Given exercise:
Transcribe each line of the records below exactly, excluding any embedded images.

— Start of Data listing —

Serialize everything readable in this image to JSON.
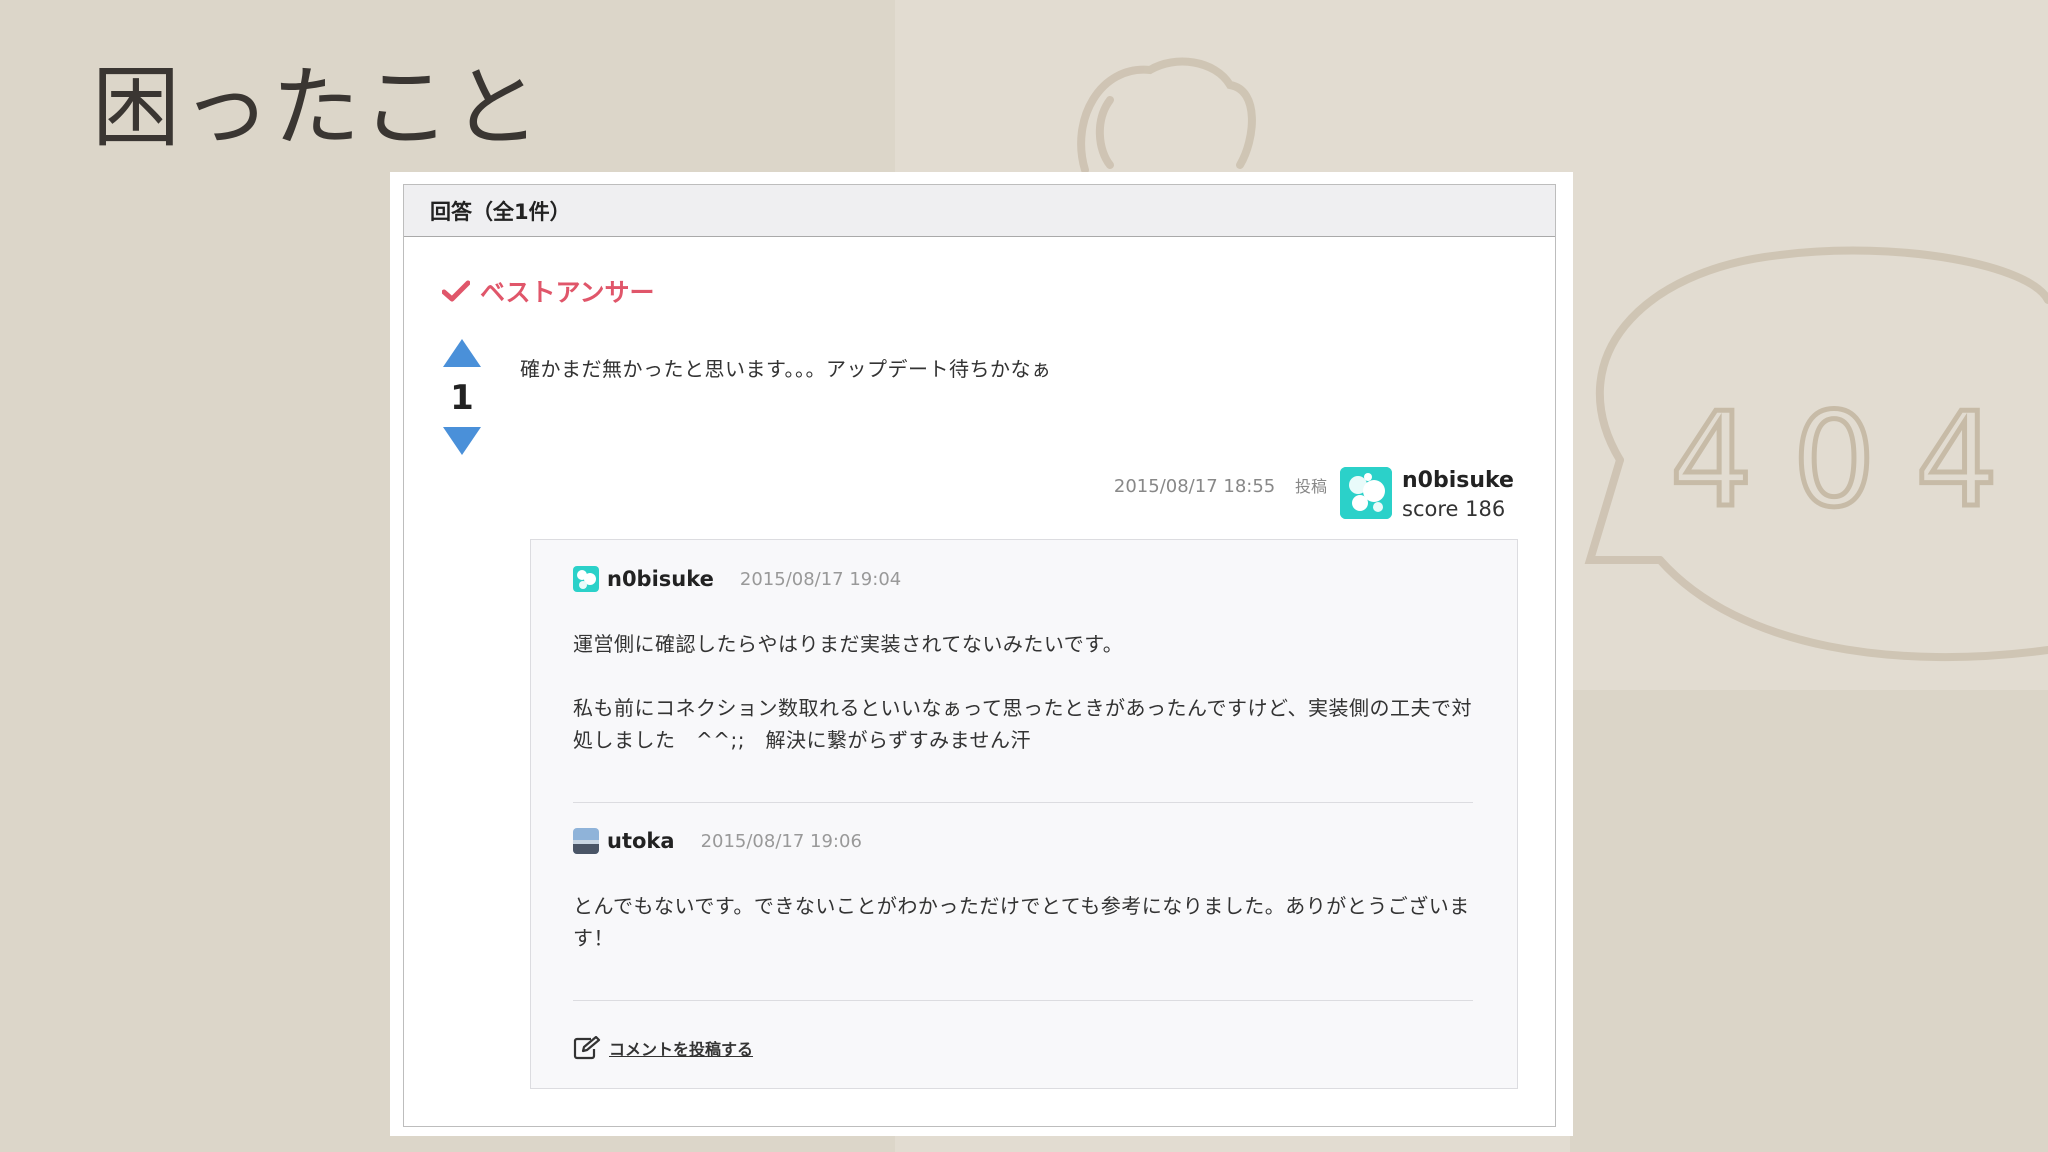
{
  "slide": {
    "title": "困ったこと"
  },
  "panel": {
    "header": "回答（全1件）",
    "best_answer_label": "ベストアンサー",
    "vote_count": "1",
    "answer_text": "確かまだ無かったと思います。。。アップデート待ちかなぁ",
    "posted_at": "2015/08/17 18:55",
    "posted_label": "投稿",
    "author": {
      "name": "n0bisuke",
      "score": "score 186"
    }
  },
  "comments": [
    {
      "user": "n0bisuke",
      "date": "2015/08/17 19:04",
      "paragraphs": [
        "運営側に確認したらやはりまだ実装されてないみたいです。",
        "私も前にコネクション数取れるといいなぁって思ったときがあったんですけど、実装側の工夫で対処しました　^^;;　解決に繋がらずすみません汗"
      ]
    },
    {
      "user": "utoka",
      "date": "2015/08/17 19:06",
      "paragraphs": [
        "とんでもないです。できないことがわかっただけでとても参考になりました。ありがとうございます！"
      ]
    }
  ],
  "post_comment_label": "コメントを投稿する",
  "background_sketch_text": "404",
  "colors": {
    "best_answer": "#e0566a",
    "vote_arrow": "#4a90d9",
    "avatar_teal": "#2bd1c9"
  }
}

— End of Data listing —

Answer to the exercise:
Serialize everything readable in this image to JSON.
{
  "slide": {
    "title": "困ったこと"
  },
  "panel": {
    "header": "回答（全1件）",
    "best_answer_label": "ベストアンサー",
    "vote_count": "1",
    "answer_text": "確かまだ無かったと思います。。。アップデート待ちかなぁ",
    "posted_at": "2015/08/17 18:55",
    "posted_label": "投稿",
    "author": {
      "name": "n0bisuke",
      "score": "score 186"
    }
  },
  "comments": [
    {
      "user": "n0bisuke",
      "date": "2015/08/17 19:04",
      "paragraphs": [
        "運営側に確認したらやはりまだ実装されてないみたいです。",
        "私も前にコネクション数取れるといいなぁって思ったときがあったんですけど、実装側の工夫で対処しました　^^;;　解決に繋がらずすみません汗"
      ]
    },
    {
      "user": "utoka",
      "date": "2015/08/17 19:06",
      "paragraphs": [
        "とんでもないです。できないことがわかっただけでとても参考になりました。ありがとうございます！"
      ]
    }
  ],
  "post_comment_label": "コメントを投稿する",
  "background_sketch_text": "404",
  "colors": {
    "best_answer": "#e0566a",
    "vote_arrow": "#4a90d9",
    "avatar_teal": "#2bd1c9"
  }
}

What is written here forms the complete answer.